Task.
Quote all of the data exactly as given. Skip every picture it contains.

Data entries:
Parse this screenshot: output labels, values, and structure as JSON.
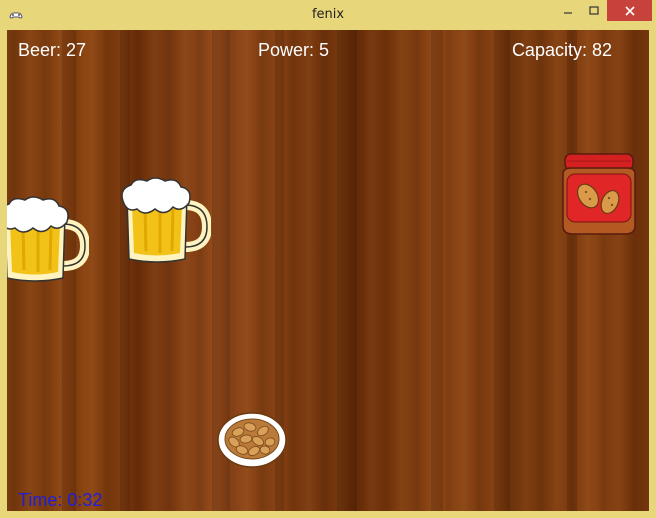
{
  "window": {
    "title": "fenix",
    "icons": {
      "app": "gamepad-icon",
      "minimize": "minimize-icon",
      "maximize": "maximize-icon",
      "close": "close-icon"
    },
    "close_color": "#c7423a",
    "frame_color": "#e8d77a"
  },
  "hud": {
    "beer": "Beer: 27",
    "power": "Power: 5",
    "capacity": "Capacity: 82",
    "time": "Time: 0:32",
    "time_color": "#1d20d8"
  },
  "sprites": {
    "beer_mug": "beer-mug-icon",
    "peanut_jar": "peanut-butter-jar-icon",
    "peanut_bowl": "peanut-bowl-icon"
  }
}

Answer to the exercise.
Parse this screenshot: output labels, values, and structure as JSON.
{
  "window": {
    "title": "fenix",
    "icons": {
      "app": "gamepad-icon",
      "minimize": "minimize-icon",
      "maximize": "maximize-icon",
      "close": "close-icon"
    },
    "close_color": "#c7423a",
    "frame_color": "#e8d77a"
  },
  "hud": {
    "beer": "Beer: 27",
    "power": "Power: 5",
    "capacity": "Capacity: 82",
    "time": "Time: 0:32",
    "time_color": "#1d20d8"
  },
  "sprites": {
    "beer_mug": "beer-mug-icon",
    "peanut_jar": "peanut-butter-jar-icon",
    "peanut_bowl": "peanut-bowl-icon"
  }
}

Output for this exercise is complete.